> **Exercise objective**: Reproduce the listing below verbatim.
***** Records for the exercise
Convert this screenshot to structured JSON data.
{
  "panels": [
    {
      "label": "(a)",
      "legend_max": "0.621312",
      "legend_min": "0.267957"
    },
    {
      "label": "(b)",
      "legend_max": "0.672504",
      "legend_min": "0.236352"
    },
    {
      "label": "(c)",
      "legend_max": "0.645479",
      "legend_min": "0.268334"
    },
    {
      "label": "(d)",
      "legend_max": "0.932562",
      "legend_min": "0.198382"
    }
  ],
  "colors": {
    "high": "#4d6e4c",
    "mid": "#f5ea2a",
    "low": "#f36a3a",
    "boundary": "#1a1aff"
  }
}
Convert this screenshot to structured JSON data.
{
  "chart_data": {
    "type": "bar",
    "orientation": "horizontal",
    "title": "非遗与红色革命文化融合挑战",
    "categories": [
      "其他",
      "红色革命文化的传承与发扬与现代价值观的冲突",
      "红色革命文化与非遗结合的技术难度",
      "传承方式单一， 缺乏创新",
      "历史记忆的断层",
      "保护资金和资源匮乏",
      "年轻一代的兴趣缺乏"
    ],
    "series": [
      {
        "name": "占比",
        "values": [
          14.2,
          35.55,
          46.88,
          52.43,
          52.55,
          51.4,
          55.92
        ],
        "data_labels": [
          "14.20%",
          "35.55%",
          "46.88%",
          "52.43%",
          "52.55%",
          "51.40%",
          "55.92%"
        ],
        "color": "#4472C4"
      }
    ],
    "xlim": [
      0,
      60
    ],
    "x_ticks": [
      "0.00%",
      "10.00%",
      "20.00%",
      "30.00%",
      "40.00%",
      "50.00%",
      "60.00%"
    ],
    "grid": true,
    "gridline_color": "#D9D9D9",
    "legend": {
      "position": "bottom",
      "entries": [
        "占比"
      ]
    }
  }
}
**********
> **The response**:
Convert this screenshot to structured JSON data.
{
  "panels": [
    {
      "label": "(a)",
      "legend_max": "0.621312",
      "legend_min": "0.267957"
    },
    {
      "label": "(b)",
      "legend_max": "0.672504",
      "legend_min": "0.236352"
    },
    {
      "label": "(c)",
      "legend_max": "0.645479",
      "legend_min": "0.268334"
    },
    {
      "label": "(d)",
      "legend_max": "0.932562",
      "legend_min": "0.198382"
    }
  ],
  "colors": {
    "high": "#4d6e4c",
    "mid": "#f5ea2a",
    "low": "#f36a3a",
    "boundary": "#1a1aff"
  }
}
Convert this screenshot to structured JSON data.
{
  "chart_data": {
    "type": "bar",
    "orientation": "horizontal",
    "title": "非遗与红色革命文化融合挑战",
    "categories": [
      "其他",
      "红色革命文化的传承与发扬与现代价值观的冲突",
      "红色革命文化与非遗结合的技术难度",
      "传承方式单一， 缺乏创新",
      "历史记忆的断层",
      "保护资金和资源匮乏",
      "年轻一代的兴趣缺乏"
    ],
    "series": [
      {
        "name": "占比",
        "values": [
          14.2,
          35.55,
          46.88,
          52.43,
          52.55,
          51.4,
          55.92
        ],
        "data_labels": [
          "14.20%",
          "35.55%",
          "46.88%",
          "52.43%",
          "52.55%",
          "51.40%",
          "55.92%"
        ],
        "color": "#4472C4"
      }
    ],
    "xlim": [
      0,
      60
    ],
    "x_ticks": [
      "0.00%",
      "10.00%",
      "20.00%",
      "30.00%",
      "40.00%",
      "50.00%",
      "60.00%"
    ],
    "grid": true,
    "gridline_color": "#D9D9D9",
    "legend": {
      "position": "bottom",
      "entries": [
        "占比"
      ]
    }
  }
}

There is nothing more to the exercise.